◆ Problem details ◆
Isolate every line in the data with the string "пребывали" and copy it.

◆ Records for the task ◆
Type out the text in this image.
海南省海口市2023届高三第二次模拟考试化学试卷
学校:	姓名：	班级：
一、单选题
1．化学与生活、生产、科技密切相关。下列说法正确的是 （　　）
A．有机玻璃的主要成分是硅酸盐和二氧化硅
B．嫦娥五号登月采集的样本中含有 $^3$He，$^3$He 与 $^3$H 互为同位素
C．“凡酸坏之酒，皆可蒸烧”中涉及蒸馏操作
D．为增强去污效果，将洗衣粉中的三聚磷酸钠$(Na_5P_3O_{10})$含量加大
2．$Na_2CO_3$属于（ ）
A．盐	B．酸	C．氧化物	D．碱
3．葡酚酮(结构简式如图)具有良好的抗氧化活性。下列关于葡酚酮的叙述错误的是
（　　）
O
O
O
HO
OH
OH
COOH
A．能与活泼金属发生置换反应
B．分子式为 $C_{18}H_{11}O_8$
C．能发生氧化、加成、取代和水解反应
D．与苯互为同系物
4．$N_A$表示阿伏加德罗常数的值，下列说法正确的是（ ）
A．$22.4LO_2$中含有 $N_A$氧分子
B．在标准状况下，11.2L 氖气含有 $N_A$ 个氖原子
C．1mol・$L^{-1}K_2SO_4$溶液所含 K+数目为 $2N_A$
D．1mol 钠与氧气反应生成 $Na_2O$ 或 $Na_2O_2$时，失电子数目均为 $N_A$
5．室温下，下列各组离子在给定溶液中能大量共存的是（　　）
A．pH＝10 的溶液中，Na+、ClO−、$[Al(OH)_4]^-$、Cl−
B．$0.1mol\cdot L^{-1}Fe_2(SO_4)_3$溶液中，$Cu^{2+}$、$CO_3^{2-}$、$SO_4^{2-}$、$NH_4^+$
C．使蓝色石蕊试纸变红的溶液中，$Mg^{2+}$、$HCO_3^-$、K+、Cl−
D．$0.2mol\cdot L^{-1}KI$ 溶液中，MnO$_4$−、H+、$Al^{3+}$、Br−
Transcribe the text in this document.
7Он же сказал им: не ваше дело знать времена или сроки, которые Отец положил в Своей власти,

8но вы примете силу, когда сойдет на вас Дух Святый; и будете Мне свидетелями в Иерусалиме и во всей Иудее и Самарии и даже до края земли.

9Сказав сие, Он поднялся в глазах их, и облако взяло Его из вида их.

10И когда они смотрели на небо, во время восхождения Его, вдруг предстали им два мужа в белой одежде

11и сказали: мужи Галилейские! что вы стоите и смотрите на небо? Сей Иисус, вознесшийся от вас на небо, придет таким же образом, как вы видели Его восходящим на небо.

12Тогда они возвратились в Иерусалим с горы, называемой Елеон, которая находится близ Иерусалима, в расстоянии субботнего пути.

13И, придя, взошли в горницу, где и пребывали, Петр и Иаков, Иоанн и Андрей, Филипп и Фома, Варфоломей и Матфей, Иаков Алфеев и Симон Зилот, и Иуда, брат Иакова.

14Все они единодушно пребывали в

◆ Exercise solution ◆
13И, придя, взошли в горницу, где и пребывали, Петр и Иаков, Иоанн и Андрей, Филипп и Фома, Варфоломей и Матфей, Иаков Алфеев и Симон Зилот, и Иуда, брат Иакова.
14Все они единодушно пребывали в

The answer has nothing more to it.